++++ Information supplied

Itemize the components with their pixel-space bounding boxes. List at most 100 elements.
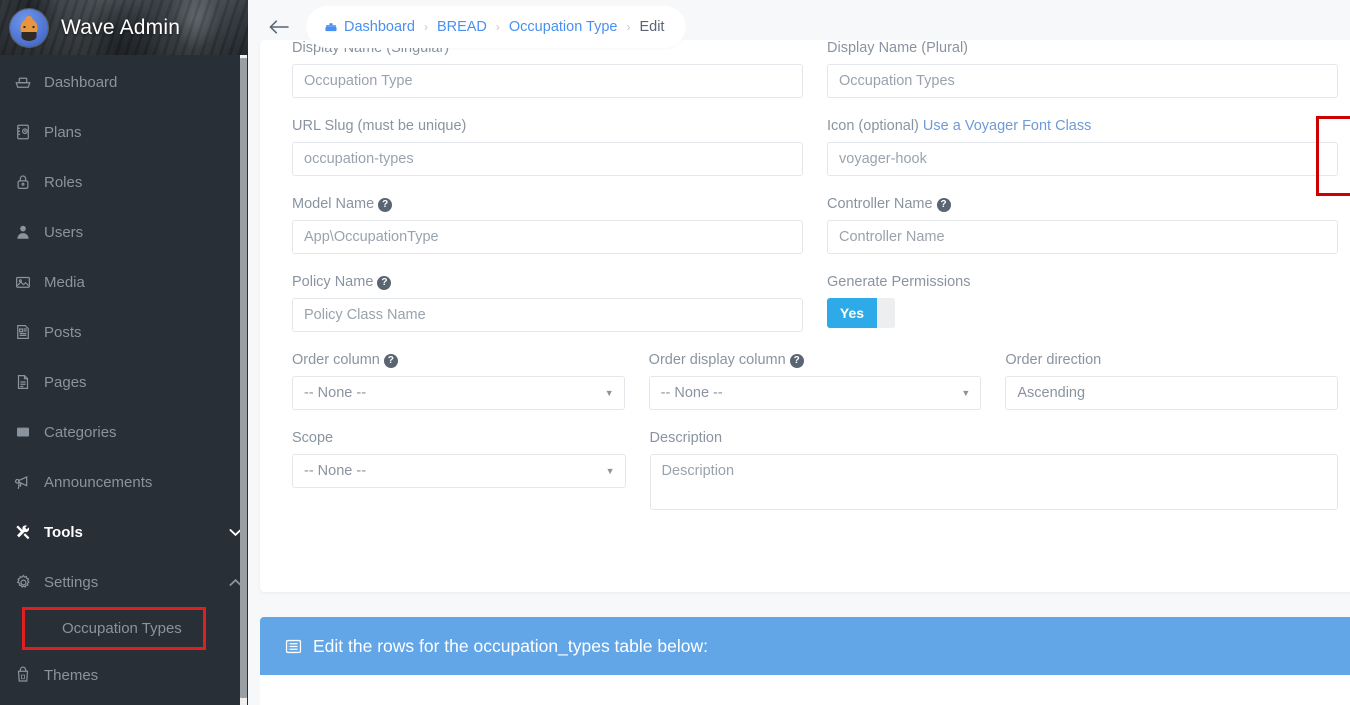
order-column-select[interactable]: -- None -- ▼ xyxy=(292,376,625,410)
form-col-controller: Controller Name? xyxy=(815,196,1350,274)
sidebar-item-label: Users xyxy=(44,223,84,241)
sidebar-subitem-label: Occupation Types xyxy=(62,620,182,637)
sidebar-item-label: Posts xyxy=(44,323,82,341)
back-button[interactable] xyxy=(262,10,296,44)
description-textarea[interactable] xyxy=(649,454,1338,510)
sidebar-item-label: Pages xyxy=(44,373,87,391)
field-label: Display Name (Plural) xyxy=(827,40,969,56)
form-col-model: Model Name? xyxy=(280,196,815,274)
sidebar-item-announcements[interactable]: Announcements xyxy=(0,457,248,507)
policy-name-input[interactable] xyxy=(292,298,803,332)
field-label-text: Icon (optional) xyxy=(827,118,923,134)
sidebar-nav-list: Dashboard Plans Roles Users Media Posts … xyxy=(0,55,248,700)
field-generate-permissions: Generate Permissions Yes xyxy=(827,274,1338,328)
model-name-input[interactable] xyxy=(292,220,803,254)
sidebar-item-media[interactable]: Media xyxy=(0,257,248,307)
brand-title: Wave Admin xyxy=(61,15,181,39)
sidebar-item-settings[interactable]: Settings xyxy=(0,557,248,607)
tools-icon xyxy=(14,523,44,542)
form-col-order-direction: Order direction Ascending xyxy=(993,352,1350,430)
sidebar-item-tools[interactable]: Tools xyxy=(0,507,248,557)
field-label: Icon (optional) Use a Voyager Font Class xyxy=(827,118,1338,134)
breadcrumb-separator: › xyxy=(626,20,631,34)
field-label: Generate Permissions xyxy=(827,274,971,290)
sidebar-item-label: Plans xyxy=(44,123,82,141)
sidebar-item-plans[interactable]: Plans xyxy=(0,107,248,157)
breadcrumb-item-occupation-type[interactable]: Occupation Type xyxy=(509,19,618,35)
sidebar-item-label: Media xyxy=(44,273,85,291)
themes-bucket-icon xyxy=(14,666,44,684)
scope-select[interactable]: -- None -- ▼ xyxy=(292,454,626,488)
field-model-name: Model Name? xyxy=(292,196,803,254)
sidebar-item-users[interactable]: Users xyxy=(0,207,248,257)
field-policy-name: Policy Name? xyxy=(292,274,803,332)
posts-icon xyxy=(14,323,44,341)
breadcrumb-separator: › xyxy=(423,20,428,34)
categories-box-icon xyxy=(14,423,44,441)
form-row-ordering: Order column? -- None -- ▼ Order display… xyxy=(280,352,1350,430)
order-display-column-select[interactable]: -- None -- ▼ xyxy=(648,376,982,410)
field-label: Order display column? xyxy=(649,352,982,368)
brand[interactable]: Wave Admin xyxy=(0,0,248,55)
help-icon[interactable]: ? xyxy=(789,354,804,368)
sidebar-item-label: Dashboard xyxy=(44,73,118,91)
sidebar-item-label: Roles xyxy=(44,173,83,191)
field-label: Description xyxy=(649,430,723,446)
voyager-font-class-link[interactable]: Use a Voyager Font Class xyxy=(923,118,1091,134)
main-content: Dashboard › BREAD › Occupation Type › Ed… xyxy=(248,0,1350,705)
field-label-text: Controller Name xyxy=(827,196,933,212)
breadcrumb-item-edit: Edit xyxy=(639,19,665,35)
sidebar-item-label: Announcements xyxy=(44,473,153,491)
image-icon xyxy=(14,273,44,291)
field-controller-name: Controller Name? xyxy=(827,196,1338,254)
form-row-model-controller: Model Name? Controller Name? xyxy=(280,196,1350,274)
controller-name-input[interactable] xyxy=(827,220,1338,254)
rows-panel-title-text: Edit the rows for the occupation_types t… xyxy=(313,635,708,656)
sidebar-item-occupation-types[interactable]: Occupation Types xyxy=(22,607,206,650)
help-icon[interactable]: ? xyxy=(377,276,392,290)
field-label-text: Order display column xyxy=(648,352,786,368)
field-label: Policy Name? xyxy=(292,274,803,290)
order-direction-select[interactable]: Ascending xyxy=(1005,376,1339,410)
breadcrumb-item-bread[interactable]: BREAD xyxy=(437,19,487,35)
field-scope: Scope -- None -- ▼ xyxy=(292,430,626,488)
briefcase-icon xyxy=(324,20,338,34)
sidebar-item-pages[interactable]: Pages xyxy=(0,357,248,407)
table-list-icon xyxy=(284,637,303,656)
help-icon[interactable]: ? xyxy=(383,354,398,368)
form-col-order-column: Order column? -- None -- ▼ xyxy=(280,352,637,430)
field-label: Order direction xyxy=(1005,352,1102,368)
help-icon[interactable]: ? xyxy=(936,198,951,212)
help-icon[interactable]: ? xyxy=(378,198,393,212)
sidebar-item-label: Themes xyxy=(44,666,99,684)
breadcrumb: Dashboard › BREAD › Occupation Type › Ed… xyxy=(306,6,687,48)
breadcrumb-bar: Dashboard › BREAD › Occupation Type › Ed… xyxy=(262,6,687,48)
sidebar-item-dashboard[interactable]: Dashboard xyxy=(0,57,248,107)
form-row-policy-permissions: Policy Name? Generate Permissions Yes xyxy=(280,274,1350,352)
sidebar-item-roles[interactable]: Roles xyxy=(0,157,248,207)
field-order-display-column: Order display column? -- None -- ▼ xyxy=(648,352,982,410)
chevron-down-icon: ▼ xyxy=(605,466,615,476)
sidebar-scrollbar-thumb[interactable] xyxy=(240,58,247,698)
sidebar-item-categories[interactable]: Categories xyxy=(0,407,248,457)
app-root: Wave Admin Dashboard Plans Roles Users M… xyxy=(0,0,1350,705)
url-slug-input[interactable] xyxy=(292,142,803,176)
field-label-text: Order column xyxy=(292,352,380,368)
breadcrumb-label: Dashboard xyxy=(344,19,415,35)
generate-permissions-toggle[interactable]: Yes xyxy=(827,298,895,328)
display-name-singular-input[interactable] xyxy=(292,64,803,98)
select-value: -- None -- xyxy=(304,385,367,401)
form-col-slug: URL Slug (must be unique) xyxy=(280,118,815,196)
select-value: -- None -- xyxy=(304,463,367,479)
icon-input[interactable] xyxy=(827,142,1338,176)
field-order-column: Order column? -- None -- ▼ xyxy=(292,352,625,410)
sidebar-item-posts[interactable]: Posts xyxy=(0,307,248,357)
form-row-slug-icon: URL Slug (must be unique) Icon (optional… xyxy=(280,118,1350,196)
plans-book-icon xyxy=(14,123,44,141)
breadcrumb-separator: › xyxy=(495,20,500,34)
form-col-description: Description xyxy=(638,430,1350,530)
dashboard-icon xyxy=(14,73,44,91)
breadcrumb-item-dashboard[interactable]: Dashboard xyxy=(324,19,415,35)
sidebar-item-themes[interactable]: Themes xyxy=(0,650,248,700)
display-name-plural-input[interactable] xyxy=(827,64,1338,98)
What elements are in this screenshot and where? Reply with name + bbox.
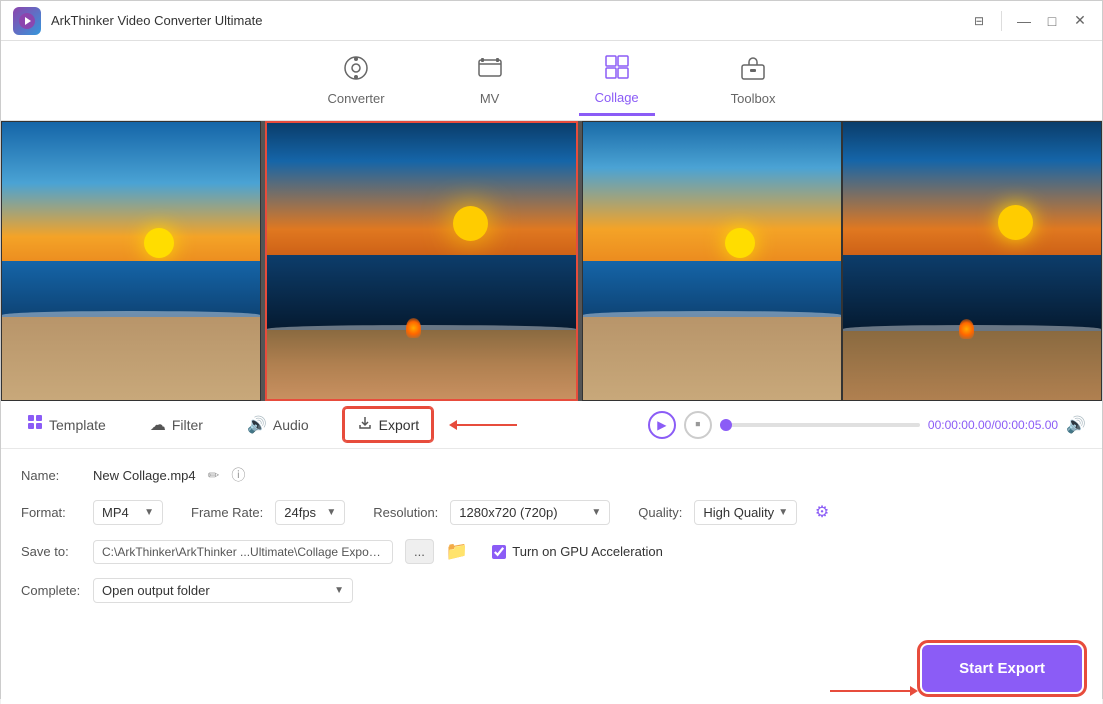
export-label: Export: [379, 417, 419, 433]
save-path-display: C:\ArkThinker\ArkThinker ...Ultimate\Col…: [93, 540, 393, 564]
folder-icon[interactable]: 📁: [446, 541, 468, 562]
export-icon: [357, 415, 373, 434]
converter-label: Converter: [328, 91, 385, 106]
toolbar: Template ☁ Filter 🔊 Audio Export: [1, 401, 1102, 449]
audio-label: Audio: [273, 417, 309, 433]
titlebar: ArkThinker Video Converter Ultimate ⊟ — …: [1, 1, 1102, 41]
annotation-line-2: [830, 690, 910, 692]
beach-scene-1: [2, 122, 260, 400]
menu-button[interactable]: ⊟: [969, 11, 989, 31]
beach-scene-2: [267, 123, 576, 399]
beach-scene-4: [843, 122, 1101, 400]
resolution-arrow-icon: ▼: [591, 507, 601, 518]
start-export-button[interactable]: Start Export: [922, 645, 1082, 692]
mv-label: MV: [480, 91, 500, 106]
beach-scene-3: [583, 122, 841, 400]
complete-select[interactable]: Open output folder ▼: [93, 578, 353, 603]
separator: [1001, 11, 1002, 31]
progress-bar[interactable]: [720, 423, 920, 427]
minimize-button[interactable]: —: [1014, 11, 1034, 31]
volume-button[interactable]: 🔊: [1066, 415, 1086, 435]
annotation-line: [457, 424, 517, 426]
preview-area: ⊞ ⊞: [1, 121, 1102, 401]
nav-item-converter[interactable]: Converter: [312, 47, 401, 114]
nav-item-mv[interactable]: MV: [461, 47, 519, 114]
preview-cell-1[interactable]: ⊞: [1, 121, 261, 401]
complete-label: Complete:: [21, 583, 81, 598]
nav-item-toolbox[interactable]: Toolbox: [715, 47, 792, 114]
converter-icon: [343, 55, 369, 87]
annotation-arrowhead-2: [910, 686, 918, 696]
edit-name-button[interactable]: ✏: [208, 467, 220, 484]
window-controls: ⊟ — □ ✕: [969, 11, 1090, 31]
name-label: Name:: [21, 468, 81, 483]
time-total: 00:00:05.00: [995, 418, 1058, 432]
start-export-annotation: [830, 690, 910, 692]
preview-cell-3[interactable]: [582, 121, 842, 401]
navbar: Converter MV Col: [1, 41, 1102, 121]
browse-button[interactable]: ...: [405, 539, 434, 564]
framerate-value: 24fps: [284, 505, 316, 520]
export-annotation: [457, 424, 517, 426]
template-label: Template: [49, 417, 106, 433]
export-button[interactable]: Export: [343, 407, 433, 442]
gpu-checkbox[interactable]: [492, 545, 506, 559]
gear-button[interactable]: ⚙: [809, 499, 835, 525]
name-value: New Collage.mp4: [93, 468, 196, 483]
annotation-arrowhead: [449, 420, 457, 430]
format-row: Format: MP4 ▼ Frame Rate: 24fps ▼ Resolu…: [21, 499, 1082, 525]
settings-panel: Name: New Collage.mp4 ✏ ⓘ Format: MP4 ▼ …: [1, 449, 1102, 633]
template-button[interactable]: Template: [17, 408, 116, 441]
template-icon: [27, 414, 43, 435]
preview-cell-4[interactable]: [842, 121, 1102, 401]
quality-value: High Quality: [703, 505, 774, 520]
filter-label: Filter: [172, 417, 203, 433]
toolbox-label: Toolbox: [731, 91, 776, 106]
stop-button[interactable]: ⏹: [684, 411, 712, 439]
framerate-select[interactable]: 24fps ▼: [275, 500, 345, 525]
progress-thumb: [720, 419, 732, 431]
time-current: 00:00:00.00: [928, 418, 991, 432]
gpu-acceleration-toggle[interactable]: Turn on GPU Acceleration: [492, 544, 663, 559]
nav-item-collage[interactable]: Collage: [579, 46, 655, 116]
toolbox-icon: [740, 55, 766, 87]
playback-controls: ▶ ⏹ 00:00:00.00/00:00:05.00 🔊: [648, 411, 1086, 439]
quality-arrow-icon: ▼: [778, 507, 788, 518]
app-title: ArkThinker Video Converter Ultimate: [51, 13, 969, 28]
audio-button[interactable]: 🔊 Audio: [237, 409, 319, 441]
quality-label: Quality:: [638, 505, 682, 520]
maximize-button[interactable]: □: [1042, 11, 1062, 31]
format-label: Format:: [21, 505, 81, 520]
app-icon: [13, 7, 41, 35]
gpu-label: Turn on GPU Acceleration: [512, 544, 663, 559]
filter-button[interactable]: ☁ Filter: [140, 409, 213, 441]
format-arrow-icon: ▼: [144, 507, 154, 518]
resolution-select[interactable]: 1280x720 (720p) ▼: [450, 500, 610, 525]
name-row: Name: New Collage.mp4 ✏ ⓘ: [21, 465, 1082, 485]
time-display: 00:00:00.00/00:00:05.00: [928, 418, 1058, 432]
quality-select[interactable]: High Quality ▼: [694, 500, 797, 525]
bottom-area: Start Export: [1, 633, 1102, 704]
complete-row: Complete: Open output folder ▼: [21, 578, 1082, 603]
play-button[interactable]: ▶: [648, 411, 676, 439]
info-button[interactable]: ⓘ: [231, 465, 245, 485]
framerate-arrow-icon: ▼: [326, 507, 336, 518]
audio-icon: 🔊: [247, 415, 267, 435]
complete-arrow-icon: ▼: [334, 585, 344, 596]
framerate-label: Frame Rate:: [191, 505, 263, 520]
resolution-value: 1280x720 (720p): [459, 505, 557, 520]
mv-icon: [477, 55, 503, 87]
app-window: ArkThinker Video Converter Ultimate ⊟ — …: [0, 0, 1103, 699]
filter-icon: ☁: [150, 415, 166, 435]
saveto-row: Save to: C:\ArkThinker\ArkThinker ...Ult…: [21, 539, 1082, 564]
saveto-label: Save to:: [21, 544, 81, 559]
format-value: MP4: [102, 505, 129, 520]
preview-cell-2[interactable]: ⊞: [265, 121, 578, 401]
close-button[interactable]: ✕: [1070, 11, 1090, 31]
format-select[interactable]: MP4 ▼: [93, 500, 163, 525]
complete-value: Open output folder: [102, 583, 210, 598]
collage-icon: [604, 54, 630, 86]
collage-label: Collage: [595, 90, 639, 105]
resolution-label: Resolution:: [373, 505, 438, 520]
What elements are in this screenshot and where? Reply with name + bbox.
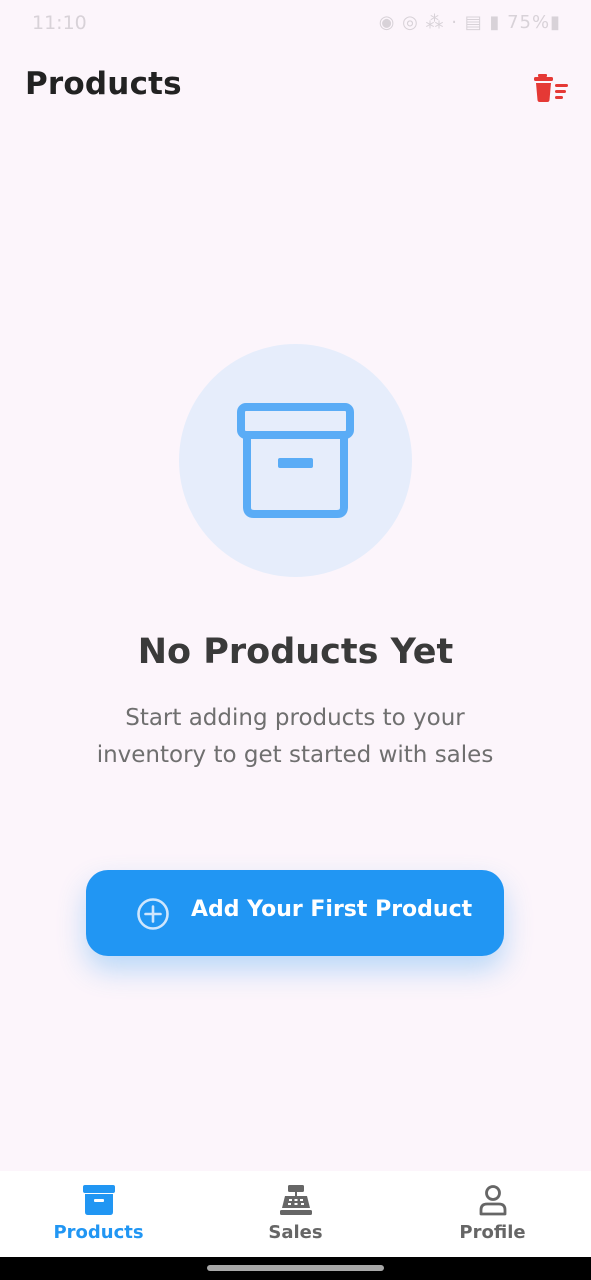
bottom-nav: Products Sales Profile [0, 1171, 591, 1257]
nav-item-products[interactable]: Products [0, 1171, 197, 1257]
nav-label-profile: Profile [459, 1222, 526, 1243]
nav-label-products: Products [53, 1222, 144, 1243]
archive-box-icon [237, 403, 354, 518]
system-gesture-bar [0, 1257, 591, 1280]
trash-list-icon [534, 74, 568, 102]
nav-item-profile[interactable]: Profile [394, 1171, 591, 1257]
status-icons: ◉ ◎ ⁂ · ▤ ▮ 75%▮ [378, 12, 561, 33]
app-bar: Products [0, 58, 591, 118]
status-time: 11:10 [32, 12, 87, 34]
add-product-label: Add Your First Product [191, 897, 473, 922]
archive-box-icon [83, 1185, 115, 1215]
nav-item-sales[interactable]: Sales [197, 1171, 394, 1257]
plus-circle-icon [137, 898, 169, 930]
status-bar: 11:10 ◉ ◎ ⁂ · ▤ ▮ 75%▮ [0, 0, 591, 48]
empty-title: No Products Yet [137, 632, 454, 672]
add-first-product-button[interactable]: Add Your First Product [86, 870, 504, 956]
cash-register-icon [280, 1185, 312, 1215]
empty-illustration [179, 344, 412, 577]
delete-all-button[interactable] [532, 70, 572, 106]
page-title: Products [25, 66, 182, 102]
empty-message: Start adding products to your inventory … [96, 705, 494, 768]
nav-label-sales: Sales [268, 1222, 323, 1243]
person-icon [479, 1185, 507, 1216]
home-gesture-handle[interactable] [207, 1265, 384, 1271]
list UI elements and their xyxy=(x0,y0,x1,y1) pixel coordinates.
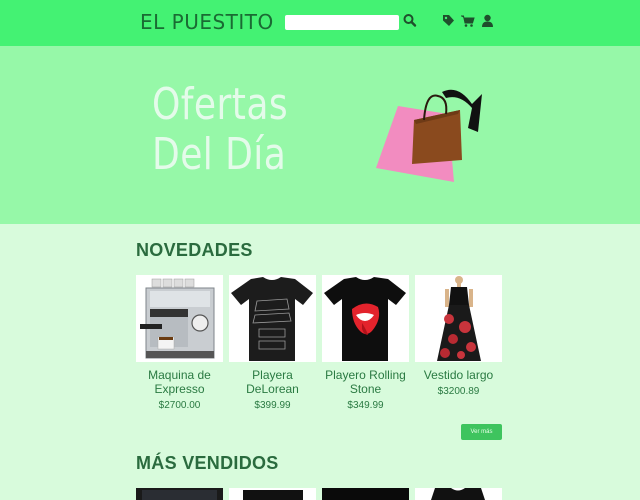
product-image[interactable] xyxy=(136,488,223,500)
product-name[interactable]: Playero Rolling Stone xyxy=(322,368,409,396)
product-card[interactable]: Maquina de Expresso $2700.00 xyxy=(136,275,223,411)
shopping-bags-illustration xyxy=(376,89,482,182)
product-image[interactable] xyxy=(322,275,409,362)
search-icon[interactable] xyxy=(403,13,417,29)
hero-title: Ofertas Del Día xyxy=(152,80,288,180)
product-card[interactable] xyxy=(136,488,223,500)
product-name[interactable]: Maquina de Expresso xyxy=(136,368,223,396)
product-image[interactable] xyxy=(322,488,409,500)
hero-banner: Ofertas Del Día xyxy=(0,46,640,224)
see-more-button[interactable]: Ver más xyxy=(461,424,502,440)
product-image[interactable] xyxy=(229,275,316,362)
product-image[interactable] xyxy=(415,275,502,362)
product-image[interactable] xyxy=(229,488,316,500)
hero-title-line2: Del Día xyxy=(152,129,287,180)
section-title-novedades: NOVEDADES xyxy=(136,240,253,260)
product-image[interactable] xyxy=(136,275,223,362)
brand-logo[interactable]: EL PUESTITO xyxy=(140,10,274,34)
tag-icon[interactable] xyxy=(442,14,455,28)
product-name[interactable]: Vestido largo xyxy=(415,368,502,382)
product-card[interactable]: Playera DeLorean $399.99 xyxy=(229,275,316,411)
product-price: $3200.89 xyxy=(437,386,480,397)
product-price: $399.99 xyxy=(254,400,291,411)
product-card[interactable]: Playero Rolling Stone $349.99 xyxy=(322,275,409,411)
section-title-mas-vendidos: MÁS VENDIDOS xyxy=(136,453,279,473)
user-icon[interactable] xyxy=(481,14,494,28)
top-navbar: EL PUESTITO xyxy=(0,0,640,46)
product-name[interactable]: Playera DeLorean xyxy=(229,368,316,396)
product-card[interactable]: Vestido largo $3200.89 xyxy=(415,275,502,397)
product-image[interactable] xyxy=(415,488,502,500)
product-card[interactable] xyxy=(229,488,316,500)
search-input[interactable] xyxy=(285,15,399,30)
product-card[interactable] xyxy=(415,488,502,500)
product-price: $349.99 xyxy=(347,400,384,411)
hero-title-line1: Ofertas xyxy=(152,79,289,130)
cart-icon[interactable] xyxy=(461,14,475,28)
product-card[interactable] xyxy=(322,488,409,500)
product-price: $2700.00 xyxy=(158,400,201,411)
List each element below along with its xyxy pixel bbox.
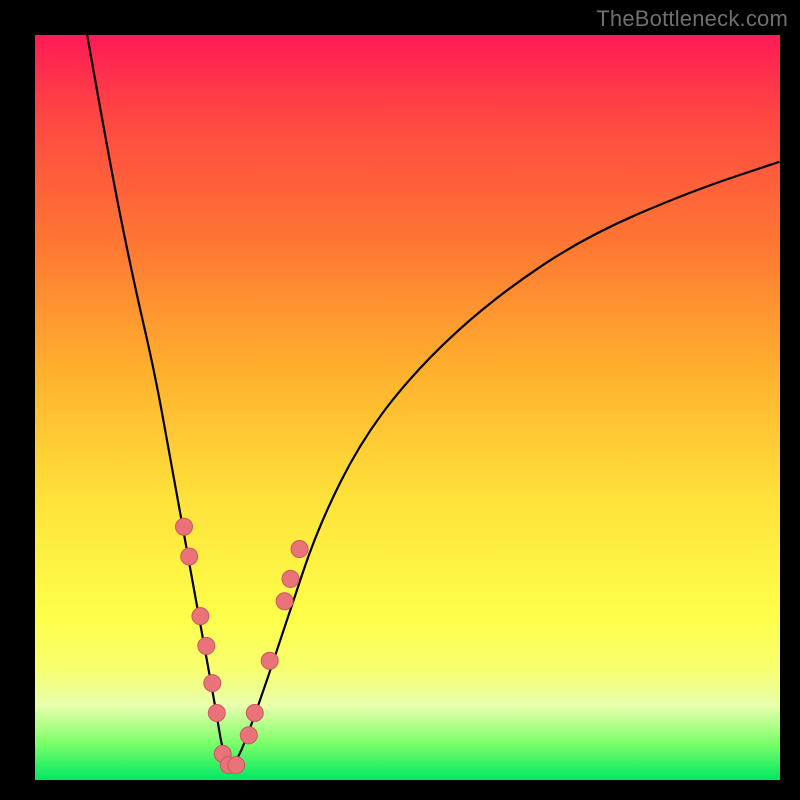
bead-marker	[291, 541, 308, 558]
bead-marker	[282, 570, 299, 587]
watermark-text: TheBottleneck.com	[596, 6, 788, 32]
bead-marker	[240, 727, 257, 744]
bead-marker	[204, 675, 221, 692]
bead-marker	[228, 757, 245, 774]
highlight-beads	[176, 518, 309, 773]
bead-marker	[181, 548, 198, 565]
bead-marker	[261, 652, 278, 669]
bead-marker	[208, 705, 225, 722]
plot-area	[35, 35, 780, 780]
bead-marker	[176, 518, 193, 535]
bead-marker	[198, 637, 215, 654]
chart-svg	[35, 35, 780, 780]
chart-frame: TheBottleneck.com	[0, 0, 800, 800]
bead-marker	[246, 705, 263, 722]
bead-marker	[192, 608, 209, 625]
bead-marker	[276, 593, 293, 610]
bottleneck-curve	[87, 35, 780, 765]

++++++++

→ Exercise details
Copy out, word for word, the lines of the records above that start at the line containing "export-label: Export: [379, 417, 419, 433]" and end after the line containing "navbar: Converter MV Col: [1, 41, 1102, 121]".

→ Response to this exercise
export-label: Export: [379, 417, 419, 433]
save-path-display: C:\ArkThinker\ArkThinker ...Ultimate\Col…: [93, 540, 393, 564]
folder-icon[interactable]: 📁: [446, 541, 468, 562]
export-icon: [357, 415, 373, 434]
converter-label: Converter: [328, 91, 385, 106]
toolbar: Template ☁ Filter 🔊 Audio Export: [1, 401, 1102, 449]
audio-label: Audio: [273, 417, 309, 433]
titlebar: ArkThinker Video Converter Ultimate ⊟ — …: [1, 1, 1102, 41]
annotation-line-2: [830, 690, 910, 692]
beach-scene-1: [2, 122, 260, 400]
menu-button[interactable]: ⊟: [969, 11, 989, 31]
beach-scene-2: [267, 123, 576, 399]
beach-scene-4: [843, 122, 1101, 400]
resolution-arrow-icon: ▼: [591, 507, 601, 518]
start-export-button[interactable]: Start Export: [922, 645, 1082, 692]
mv-label: MV: [480, 91, 500, 106]
beach-scene-3: [583, 122, 841, 400]
complete-select[interactable]: Open output folder ▼: [93, 578, 353, 603]
separator: [1001, 11, 1002, 31]
progress-bar[interactable]: [720, 423, 920, 427]
minimize-button[interactable]: —: [1014, 11, 1034, 31]
volume-button[interactable]: 🔊: [1066, 415, 1086, 435]
annotation-line: [457, 424, 517, 426]
preview-area: ⊞ ⊞: [1, 121, 1102, 401]
nav-item-converter[interactable]: Converter: [312, 47, 401, 114]
nav-item-mv[interactable]: MV: [461, 47, 519, 114]
preview-cell-1[interactable]: ⊞: [1, 121, 261, 401]
complete-label: Complete:: [21, 583, 81, 598]
nav-item-toolbox[interactable]: Toolbox: [715, 47, 792, 114]
converter-icon: [343, 55, 369, 87]
annotation-arrowhead-2: [910, 686, 918, 696]
edit-name-button[interactable]: ✏: [208, 467, 220, 484]
window-controls: ⊟ — □ ✕: [969, 11, 1090, 31]
name-label: Name:: [21, 468, 81, 483]
time-total: 00:00:05.00: [995, 418, 1058, 432]
start-export-annotation: [830, 690, 910, 692]
preview-cell-3[interactable]: [582, 121, 842, 401]
navbar: Converter MV Col: [1, 41, 1102, 121]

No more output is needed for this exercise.